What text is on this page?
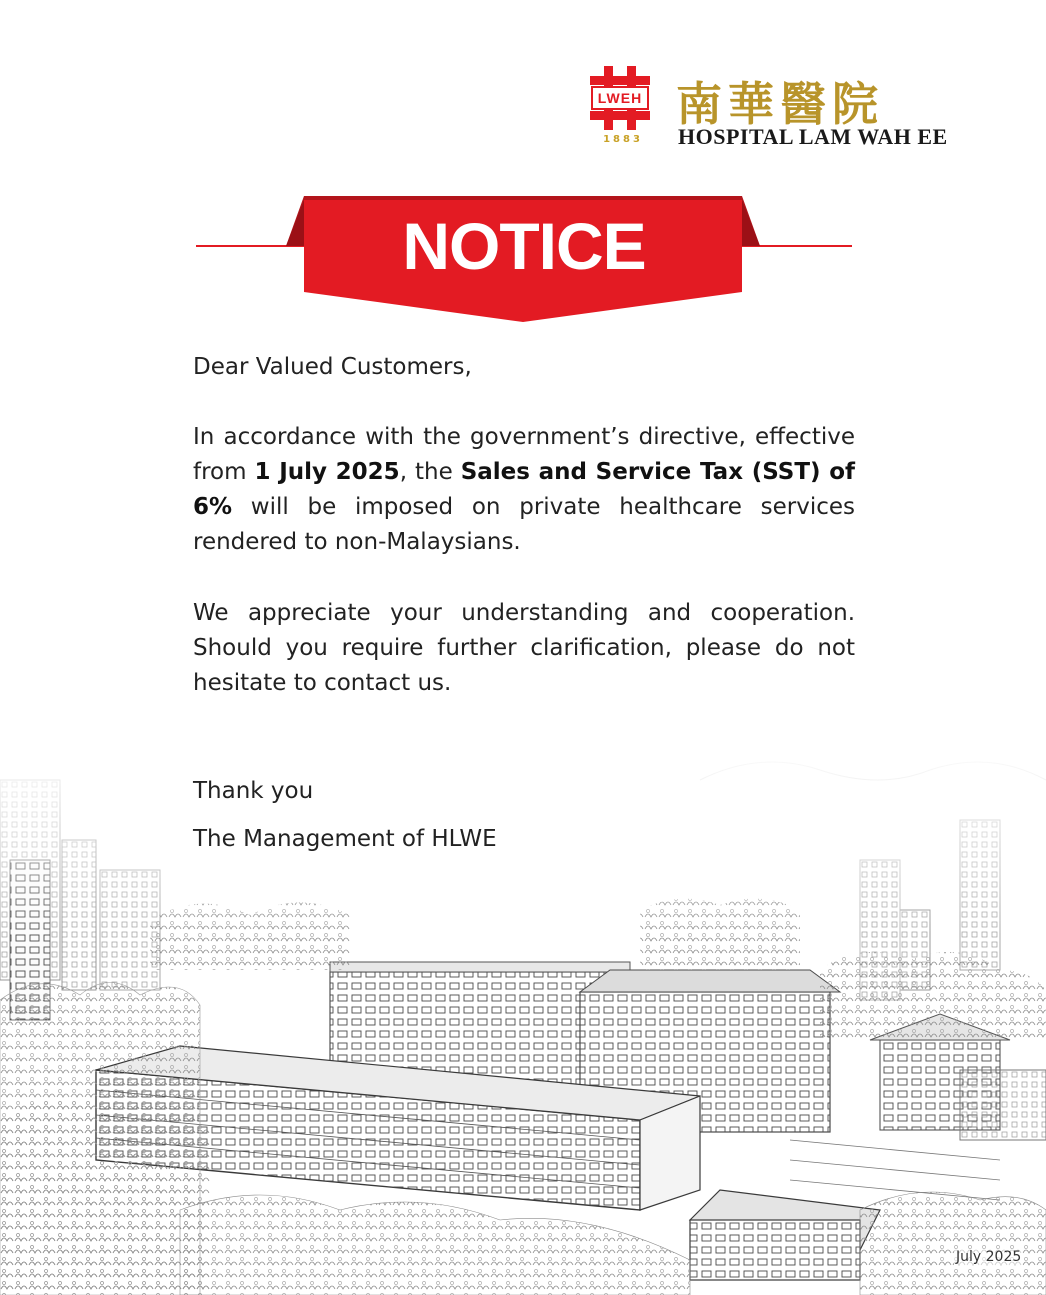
LWEH
1883
南華醫院
HOSPITAL LAM WAH EE
NOTICE
Dear Valued Customers,
In accordance with the government’s directive, effective from 1 July 2025, the Sales and Service Tax (SST) of 6% will be imposed on private healthcare services rendered to non-Malaysians.
We appreciate your understanding and cooperation. Should you require further clarification, please do not hesitate to contact us.
Thank you
The Management of HLWE
July 2025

- - - - - - -

Copy all the lines of data exactly as they appear, dropping any images.

What text is on this page?
LWEH
1883
南華醫院
HOSPITAL LAM WAH EE
NOTICE
Dear Valued Customers,
In accordance with the government’s directive, effective from 1 July 2025, the Sales and Service Tax (SST) of 6% will be imposed on private healthcare services rendered to non-Malaysians.
We appreciate your understanding and cooperation. Should you require further clarification, please do not hesitate to contact us.
Thank you
The Management of HLWE
July 2025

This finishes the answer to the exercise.